__What you will do__
Reproduce the records below in full, swapping every occurrence of "window-pane-line" for "window-glazing-line" and leaving everything else unchanged.

__Records for this exercise__

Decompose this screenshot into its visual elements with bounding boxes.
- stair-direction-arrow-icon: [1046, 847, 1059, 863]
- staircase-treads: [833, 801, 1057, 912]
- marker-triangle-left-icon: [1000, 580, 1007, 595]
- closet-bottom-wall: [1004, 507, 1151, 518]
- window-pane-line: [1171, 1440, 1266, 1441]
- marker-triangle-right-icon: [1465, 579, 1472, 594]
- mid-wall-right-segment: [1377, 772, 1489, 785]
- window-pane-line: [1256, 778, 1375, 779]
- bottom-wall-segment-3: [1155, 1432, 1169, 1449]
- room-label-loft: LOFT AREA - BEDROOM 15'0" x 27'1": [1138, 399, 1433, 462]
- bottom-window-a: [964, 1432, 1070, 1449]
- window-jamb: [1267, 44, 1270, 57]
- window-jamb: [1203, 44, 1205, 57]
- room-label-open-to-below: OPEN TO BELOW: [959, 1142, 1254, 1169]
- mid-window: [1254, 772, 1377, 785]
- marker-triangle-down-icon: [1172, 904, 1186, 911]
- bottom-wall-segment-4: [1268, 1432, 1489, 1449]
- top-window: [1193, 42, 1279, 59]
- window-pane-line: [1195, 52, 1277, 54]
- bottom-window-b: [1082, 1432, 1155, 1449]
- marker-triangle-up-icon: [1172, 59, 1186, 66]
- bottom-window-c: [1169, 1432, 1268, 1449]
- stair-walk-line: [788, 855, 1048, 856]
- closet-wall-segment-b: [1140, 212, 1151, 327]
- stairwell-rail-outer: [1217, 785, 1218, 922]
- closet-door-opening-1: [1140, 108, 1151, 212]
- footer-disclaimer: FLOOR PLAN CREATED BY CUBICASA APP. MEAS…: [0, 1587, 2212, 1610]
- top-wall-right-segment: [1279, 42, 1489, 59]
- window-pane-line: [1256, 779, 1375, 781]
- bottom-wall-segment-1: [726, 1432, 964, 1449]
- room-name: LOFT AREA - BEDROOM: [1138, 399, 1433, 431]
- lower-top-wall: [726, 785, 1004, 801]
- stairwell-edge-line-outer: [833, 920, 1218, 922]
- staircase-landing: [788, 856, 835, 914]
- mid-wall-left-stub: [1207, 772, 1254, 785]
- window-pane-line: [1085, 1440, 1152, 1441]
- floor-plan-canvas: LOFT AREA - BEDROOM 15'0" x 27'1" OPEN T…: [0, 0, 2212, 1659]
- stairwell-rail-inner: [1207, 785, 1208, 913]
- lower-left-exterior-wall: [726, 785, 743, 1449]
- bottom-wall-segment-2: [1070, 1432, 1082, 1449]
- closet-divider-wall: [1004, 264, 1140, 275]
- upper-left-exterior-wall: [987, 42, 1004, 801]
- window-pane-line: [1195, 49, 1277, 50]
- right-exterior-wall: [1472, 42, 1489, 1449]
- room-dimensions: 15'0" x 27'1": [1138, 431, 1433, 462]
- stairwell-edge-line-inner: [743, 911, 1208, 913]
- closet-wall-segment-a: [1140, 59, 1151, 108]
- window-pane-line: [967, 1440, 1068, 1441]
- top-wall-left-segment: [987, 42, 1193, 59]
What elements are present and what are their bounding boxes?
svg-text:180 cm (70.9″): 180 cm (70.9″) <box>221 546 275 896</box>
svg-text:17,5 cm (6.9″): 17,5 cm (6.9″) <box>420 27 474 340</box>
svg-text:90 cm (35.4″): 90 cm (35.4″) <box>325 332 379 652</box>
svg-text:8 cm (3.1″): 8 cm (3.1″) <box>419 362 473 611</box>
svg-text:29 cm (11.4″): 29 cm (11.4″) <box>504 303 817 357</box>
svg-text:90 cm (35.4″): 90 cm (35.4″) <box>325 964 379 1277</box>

__Answer to this task__
Decompose this screenshot into its visual elements with bounding boxes.
- stair-direction-arrow-icon: [1046, 847, 1059, 863]
- staircase-treads: [833, 801, 1057, 912]
- marker-triangle-left-icon: [1000, 580, 1007, 595]
- closet-bottom-wall: [1004, 507, 1151, 518]
- window-glazing-line: [1171, 1440, 1266, 1441]
- marker-triangle-right-icon: [1465, 579, 1472, 594]
- mid-wall-right-segment: [1377, 772, 1489, 785]
- window-glazing-line: [1256, 778, 1375, 779]
- bottom-wall-segment-3: [1155, 1432, 1169, 1449]
- room-label-loft: LOFT AREA - BEDROOM 15'0" x 27'1": [1138, 399, 1433, 462]
- bottom-window-a: [964, 1432, 1070, 1449]
- window-jamb: [1267, 44, 1270, 57]
- window-jamb: [1203, 44, 1205, 57]
- room-label-open-to-below: OPEN TO BELOW: [959, 1142, 1254, 1169]
- mid-window: [1254, 772, 1377, 785]
- marker-triangle-down-icon: [1172, 904, 1186, 911]
- bottom-wall-segment-4: [1268, 1432, 1489, 1449]
- top-window: [1193, 42, 1279, 59]
- window-glazing-line: [1195, 52, 1277, 54]
- bottom-window-b: [1082, 1432, 1155, 1449]
- marker-triangle-up-icon: [1172, 59, 1186, 66]
- bottom-window-c: [1169, 1432, 1268, 1449]
- stair-walk-line: [788, 855, 1048, 856]
- closet-wall-segment-b: [1140, 212, 1151, 327]
- stairwell-rail-outer: [1217, 785, 1218, 922]
- closet-door-opening-1: [1140, 108, 1151, 212]
- footer-disclaimer: FLOOR PLAN CREATED BY CUBICASA APP. MEAS…: [0, 1587, 2212, 1610]
- top-wall-right-segment: [1279, 42, 1489, 59]
- window-glazing-line: [1256, 779, 1375, 781]
- bottom-wall-segment-1: [726, 1432, 964, 1449]
- room-name: LOFT AREA - BEDROOM: [1138, 399, 1433, 431]
- lower-top-wall: [726, 785, 1004, 801]
- stairwell-edge-line-outer: [833, 920, 1218, 922]
- staircase-landing: [788, 856, 835, 914]
- mid-wall-left-stub: [1207, 772, 1254, 785]
- window-glazing-line: [1085, 1440, 1152, 1441]
- floor-plan-canvas: LOFT AREA - BEDROOM 15'0" x 27'1" OPEN T…: [0, 0, 2212, 1659]
- stairwell-rail-inner: [1207, 785, 1208, 913]
- lower-left-exterior-wall: [726, 785, 743, 1449]
- bottom-wall-segment-2: [1070, 1432, 1082, 1449]
- closet-divider-wall: [1004, 264, 1140, 275]
- upper-left-exterior-wall: [987, 42, 1004, 801]
- window-glazing-line: [1195, 49, 1277, 50]
- right-exterior-wall: [1472, 42, 1489, 1449]
- room-dimensions: 15'0" x 27'1": [1138, 431, 1433, 462]
- stairwell-edge-line-inner: [743, 911, 1208, 913]
- closet-wall-segment-a: [1140, 59, 1151, 108]
- window-glazing-line: [967, 1440, 1068, 1441]
- top-wall-left-segment: [987, 42, 1193, 59]
What elements are present and what are their bounding boxes?
svg-text:180 cm (70.9″): 180 cm (70.9″) <box>221 546 275 896</box>
svg-text:17,5 cm (6.9″): 17,5 cm (6.9″) <box>420 27 474 340</box>
svg-text:90 cm (35.4″): 90 cm (35.4″) <box>325 332 379 652</box>
svg-text:8 cm (3.1″): 8 cm (3.1″) <box>419 362 473 611</box>
svg-text:29 cm (11.4″): 29 cm (11.4″) <box>504 303 817 357</box>
svg-text:90 cm (35.4″): 90 cm (35.4″) <box>325 964 379 1277</box>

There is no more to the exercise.